◆ **What you should do**
Only a number is wanted here: the number of lines of the data that include "اليسرى".

◇ ◇ ◇ ◇ ◇ ◇ ◇

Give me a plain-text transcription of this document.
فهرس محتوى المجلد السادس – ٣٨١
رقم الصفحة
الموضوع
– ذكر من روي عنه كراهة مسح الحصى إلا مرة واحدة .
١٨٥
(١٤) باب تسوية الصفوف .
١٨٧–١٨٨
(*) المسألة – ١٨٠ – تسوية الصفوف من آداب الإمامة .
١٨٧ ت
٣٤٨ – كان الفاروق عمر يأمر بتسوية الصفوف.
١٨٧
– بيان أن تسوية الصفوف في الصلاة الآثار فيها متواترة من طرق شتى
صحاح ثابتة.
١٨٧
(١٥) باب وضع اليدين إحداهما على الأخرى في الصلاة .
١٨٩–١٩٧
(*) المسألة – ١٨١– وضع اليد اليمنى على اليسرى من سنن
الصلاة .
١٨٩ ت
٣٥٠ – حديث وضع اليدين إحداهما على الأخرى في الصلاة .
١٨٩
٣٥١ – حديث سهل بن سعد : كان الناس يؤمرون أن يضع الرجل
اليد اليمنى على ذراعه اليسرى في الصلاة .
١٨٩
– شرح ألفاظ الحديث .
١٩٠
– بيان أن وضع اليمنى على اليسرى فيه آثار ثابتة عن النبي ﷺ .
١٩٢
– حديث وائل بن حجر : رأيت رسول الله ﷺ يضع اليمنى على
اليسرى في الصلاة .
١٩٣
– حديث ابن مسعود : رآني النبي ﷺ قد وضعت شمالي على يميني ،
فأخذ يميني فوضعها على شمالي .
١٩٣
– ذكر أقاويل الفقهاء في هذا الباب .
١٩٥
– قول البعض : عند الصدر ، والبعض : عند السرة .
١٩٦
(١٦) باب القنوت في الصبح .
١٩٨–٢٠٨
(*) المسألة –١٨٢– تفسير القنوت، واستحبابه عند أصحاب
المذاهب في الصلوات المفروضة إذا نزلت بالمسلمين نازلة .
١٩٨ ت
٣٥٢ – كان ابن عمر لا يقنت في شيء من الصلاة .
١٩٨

◇ ◇ ◇ ◇ ◇ ◇ ◇

◆ **Correct answer**
4